-- Extrait du document --

15/06/2011
Les banlieues, lieux mis au ban des médias...
Dans l'inconscient collectif, Reporters Sans Frontières s'occupe de la liberté de la presse de par le vaste monde. Aussi, les voir traiter de ce qui se passe à Corbeil-Essonnes m'a plutôt surpris.
http://www.slate.fr/tribune/39379/information-banlieues-e...
Le directeur de la recherche d'RSF nous explique la menace : à empêcher les journalistes de bonne foi de faire leur boulot, on laisse la place à des journalistes déformés par le scandale, le seul droit d'informer sur "la" banlieue. Des cartes de presse (ou pas) qui partent en exploration, comme on part à la jungle pour chercher, dénicher ce qui est moche, qui est slle, qu'on attend avec une malsaine excitation. Des joints à foison, des mômes qui se cament dans les buissons, volent les sacs des vieilles, courent après les filles, pétaradent sur des quads et se balladent le Uzi en bandoulière...

-- Données brutes --
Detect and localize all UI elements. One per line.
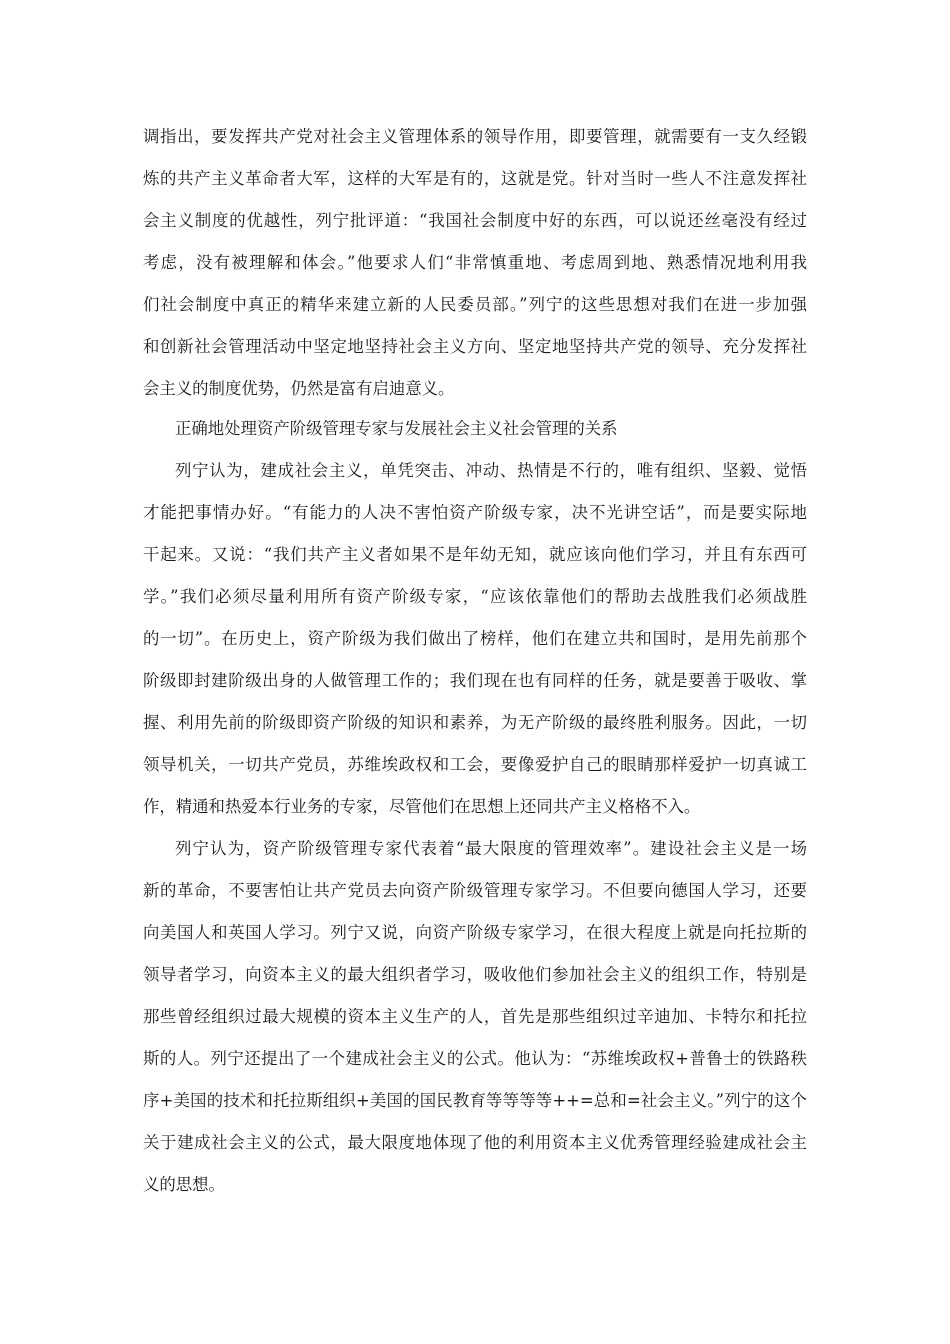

-- Consignes --
Reproduisez à l'identique, s'il vous plaît, le passage de l'article sur les banlieues et les médias qui commence aux mots « Le directeur de » et s'arrête après les mots « Uzi en bandoulière... ». Les données constituent un ensemble distinct de l'article.

-- Réponse attendue --
Le directeur de la recherche d'RSF nous explique la menace : à empêcher les journalistes de bonne foi de faire leur boulot, on laisse la place à des journalistes déformés par le scandale, le seul droit d'informer sur "la" banlieue. Des cartes de presse (ou pas) qui partent en exploration, comme on part à la jungle pour chercher, dénicher ce qui est moche, qui est slle, qu'on attend avec une malsaine excitation. Des joints à foison, des mômes qui se cament dans les buissons, volent les sacs des vieilles, courent après les filles, pétaradent sur des quads et se balladent le Uzi en bandoulière...